What the exercise asks | Continue the article on the UK–France "one in, one out" migration plan, picking up right after its final sentence.
━━━━━ Document section ━━━━━
= United Kingdom–France one in, one out plan =

2025 migration agreement

The United Kingdom–France one in, one out plan, known internally as Operation Hillmore, is an agreement between the United Kingdom and France aimed at reducing unauthorised migration across the English Channel into the United Kingdom. Formalised in August 2025, the plan states that migrants that arrive illegally by small boats to the UK can be sent back to France. In return the UK will take the same number of migrants from France who have not tried to cross the Channel before and pass security and eligibility checks.

== Overview ==
Cross Channel migration has been a major problem for both the United Kingdom and France in recent years. As of 19 January 2026, the Home Office has detected 193,543 migrants who have crossed the English Channel in small boats since 2018. Crossing the Channel without permission is a criminal offence under UK law, as is to attempt to use a dangerous type of vessel or any unregistered craft under French law. The plan was part of a larger plan by the Labour government to replace the cancelled Rwanda asylum plan and strengthen border security, while also providing safe and controlled ways for people to come to the UK, with first test phases of 50 migrants per week. The 'one in, one out' migrant agreement was announced on 10 July 2025, by UK Prime Minister Keir Starmer and French President Emmanuel Macron, with Starmer stating that the deal would begin within weeks. In early September 2025, it was reported that 3,567 people had arrived on the UK's shores since the deal with France was ratified in August, however returns had not yet commenced.
━━━━━ Data extract ━━━━━
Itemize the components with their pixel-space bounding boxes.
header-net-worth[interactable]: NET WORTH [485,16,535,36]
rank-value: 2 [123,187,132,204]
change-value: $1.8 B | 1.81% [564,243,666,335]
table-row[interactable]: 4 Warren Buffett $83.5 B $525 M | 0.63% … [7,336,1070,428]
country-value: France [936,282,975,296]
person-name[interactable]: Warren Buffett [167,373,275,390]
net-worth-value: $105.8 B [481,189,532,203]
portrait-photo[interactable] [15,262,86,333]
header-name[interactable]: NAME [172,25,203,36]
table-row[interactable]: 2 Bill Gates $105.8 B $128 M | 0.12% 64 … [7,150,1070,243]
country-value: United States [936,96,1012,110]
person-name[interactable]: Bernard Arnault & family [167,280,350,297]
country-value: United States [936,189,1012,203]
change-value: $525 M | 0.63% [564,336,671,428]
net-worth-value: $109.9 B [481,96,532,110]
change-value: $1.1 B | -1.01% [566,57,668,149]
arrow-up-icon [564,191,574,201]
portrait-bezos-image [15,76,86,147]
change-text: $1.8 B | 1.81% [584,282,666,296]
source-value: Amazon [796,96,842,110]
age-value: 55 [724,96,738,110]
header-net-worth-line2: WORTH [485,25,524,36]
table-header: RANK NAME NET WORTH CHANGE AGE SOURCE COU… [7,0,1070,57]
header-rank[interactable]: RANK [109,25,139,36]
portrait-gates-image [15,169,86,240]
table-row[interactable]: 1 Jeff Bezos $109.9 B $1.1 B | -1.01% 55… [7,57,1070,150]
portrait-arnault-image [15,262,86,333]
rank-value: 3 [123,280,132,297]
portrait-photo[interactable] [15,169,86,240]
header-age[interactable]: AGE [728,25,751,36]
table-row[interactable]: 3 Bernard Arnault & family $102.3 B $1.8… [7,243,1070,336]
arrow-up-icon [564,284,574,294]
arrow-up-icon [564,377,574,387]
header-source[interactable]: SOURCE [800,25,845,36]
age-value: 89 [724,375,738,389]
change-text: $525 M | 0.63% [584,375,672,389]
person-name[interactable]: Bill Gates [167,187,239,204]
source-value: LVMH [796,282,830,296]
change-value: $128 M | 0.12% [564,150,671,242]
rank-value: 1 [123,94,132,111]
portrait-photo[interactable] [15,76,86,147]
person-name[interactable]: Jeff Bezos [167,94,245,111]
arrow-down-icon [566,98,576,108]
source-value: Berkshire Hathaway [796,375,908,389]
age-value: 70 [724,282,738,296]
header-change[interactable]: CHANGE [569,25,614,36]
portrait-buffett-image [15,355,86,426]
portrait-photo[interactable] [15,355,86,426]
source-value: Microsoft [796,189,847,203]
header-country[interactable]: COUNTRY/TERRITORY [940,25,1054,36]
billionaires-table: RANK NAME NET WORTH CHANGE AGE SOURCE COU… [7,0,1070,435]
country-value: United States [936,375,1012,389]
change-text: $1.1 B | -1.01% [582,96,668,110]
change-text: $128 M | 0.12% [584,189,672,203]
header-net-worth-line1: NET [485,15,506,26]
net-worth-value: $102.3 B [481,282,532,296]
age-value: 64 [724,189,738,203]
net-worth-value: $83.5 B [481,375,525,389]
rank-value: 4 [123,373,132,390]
━━━━━
Written response |
== Method of operation ==
The formal agreement was approved by both governments early in August 2025 with support of the European Commission and other EU countries. The plan's first phase permits the UK to send back about 50 undocumented migrants per week, with no family ties, that arrived in small boats. In return it will take in 50 asylum seekers from France, who either have proven family in the UK or come from a country with a high chance of getting asylum, like Afghanistan or Iran. If the first phase is successful, the numbers will increase.

== Reception ==
The plan has received mixed reactions. The UN refugee agency (UNHCR) and some experts said it could be a sign of better cooperation between the UK and the EU, but they also stated that its impact may be small because only a limited number of people—about 50 per week—are involved. Some UK opposition leaders, including members of the Conservative Party, say the plan deals with only a small part of the issue, as more than 25,000 people are expected to arrive by small boats in 2025. They have called for stronger actions, like bringing back the Rwanda asylum plan. The Home Secretary has refused to share exact targets, saying that doing so could help smugglers change their methods.

==Protests and legal challenge==
On 15 September 2025, the first 'one in, one out' migrant flight, which was due to fly one migrant from London to Paris on an Air France flight, was cancelled due to and threats of legal action. On 16 September 2025, deportation flights were cancelled again due to legal challenges. Further that day it was reported that a 25-year-old Eritrean asylum seeker who had arrived on a small boat on 12 August 2025, would not be deported as planned on the 17 September, after he won his High Court bid to have the removal temporarily blocked.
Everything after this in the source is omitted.